Getting into the unadministered parts of the FATA was no easy
task for the Pakistani military. The US military operations against
Al-Qaeda in Tora Bora in eastern Afghanistan presented the Pakistan
government with an opportunity to open up hitherto inaccessible
areas such as Tirah valley in the Khyber and Orakzai tribal agencies.
The delicate issue was handled by the NWFP governor, Lt Gen (Retd)
Syed Iftikhar Hussain Shah and Corps Commander Lt Gen Ali Mohammad
Jan Aurakzai, a tribesman from Orakzai agency, with caution and
some ingenuity. The tribal people, who in the past opposed the construction
of roads and opening of girls' schools, were promised special development
funds and the solution of their problems. They were also told that
the US could start bombing places where the Al-Qaeda and Taliban
officials were hiding as was done in Afghanistan. It was a classic
carrot-and-stick approach and it worked. A large military contingent
was deployed during the Tora Bora operation in Khyber and Kurram
tribal agencies bordering Afghanistan and a number of Al-Qaeda and
Taliban members were captured while crossing over to Pakistan. Many
of them were able to sneak into Pakistan undetected and some managed
to escape from custody in Kurram agency, but the Pakistani soldiers
and militiamen deployed on the border achieved to a large extent
what the US had asked for.

_ _ _

▶ WHAT TO WORK ON
A. Using the FATA passage, explain why the US operations against Al-Qaeda in Tora Bora were useful to the Pakistan government.
B. From the FATA passage, repeat everything from "Getting into the" down to "Lt Gen (Retd)", word for word.
C. Answer these questions from the FATA passage:
(i) Which tribal agency was Corps Commander Lt Gen Ali Mohammad Jan Aurakzai from?
(ii) What had the tribal people opposed in the past?
(iii) In which agency did some of those held manage to escape from custody?

_ _ _

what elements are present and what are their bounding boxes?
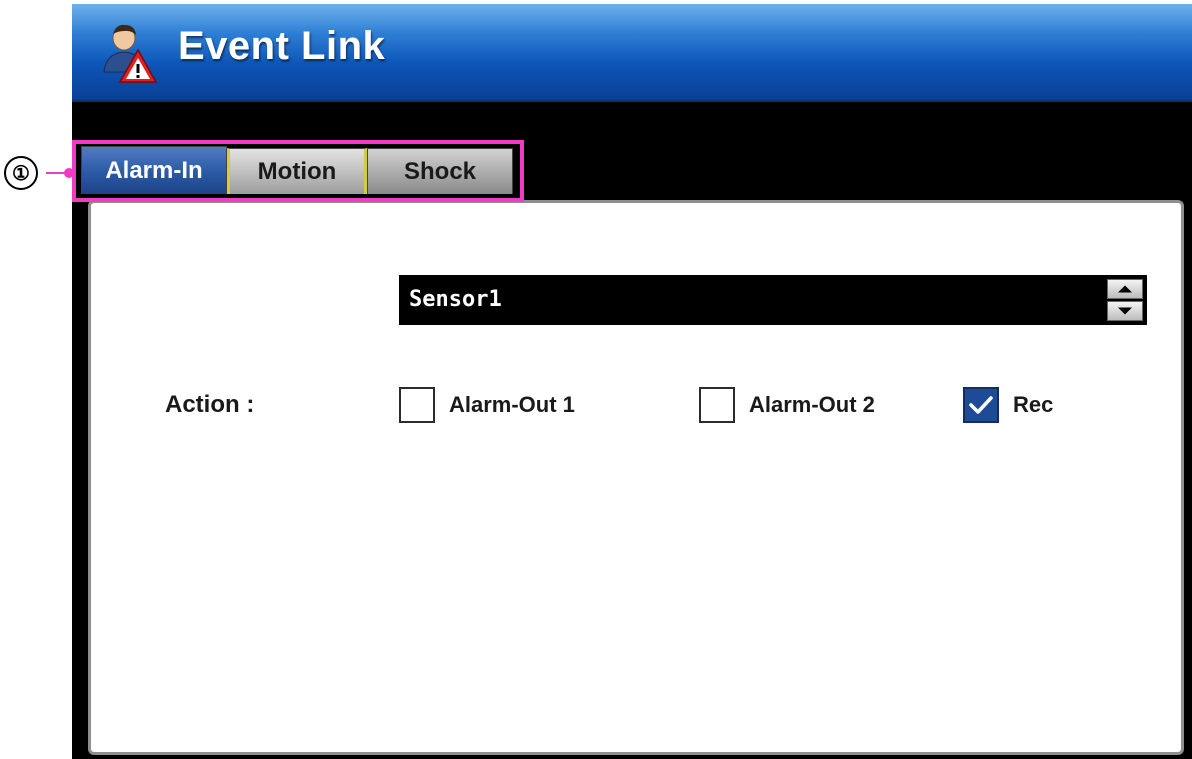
tab-shock[interactable]: Shock xyxy=(367,148,513,194)
checkbox-box[interactable] xyxy=(699,387,735,423)
alarm-out-1-checkbox[interactable]: Alarm-Out 1 xyxy=(399,387,575,423)
arrow-up-icon xyxy=(1118,285,1132,293)
sensor-selector[interactable]: Sensor1 xyxy=(399,275,1147,325)
checkbox-box[interactable] xyxy=(399,387,435,423)
rec-checkbox[interactable]: Rec xyxy=(963,387,1053,423)
window-title: Event Link xyxy=(178,24,386,68)
tab-bar: Alarm-In Motion Shock xyxy=(81,146,513,194)
sensor-value: Sensor1 xyxy=(409,287,502,312)
checkbox-box-checked[interactable] xyxy=(963,387,999,423)
settings-panel: Sensor1 Action : Alarm-Out 1 Alarm-Out 2 xyxy=(88,200,1184,755)
spin-up-button[interactable] xyxy=(1107,279,1143,299)
user-alarm-icon xyxy=(98,20,158,84)
sensor-spinner xyxy=(1107,279,1143,321)
rec-label: Rec xyxy=(1013,392,1054,417)
tab-motion[interactable]: Motion xyxy=(227,148,367,194)
title-bar: Event Link xyxy=(72,4,1192,102)
spin-down-button[interactable] xyxy=(1107,301,1143,321)
action-label: Action : xyxy=(165,391,255,418)
alarm-out-2-label: Alarm-Out 2 xyxy=(749,392,875,417)
alarm-out-2-checkbox[interactable]: Alarm-Out 2 xyxy=(699,387,875,423)
stage: ① Event Link Alarm-In Motion Shock Senso… xyxy=(0,0,1192,759)
alarm-out-1-label: Alarm-Out 1 xyxy=(449,392,575,417)
arrow-down-icon xyxy=(1118,307,1132,315)
checkmark-icon xyxy=(969,396,993,414)
tab-alarm-in[interactable]: Alarm-In xyxy=(81,146,227,194)
callout-number: ① xyxy=(4,156,38,190)
event-link-window: Event Link Alarm-In Motion Shock Sensor1… xyxy=(72,4,1192,759)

_ _ _

▶ PROBLEM SOLUTIONS
A. The operations gave the Pakistan government an opportunity to open up areas that had until then been inaccessible. One such area was Tirah valley in the Khyber and Orakzai tribal agencies.

B.
Getting into the unadministered parts of the FATA was no easy
task for the Pakistani military. The US military operations against
Al-Qaeda in Tora Bora in eastern Afghanistan presented the Pakistan
government with an opportunity to open up hitherto inaccessible
areas such as Tirah valley in the Khyber and Orakzai tribal agencies.
The delicate issue was handled by the NWFP governor, Lt Gen (Retd)

C.
(i) Orakzai agency.
(ii) The construction of roads and the opening of girls' schools.
(iii) Kurram agency.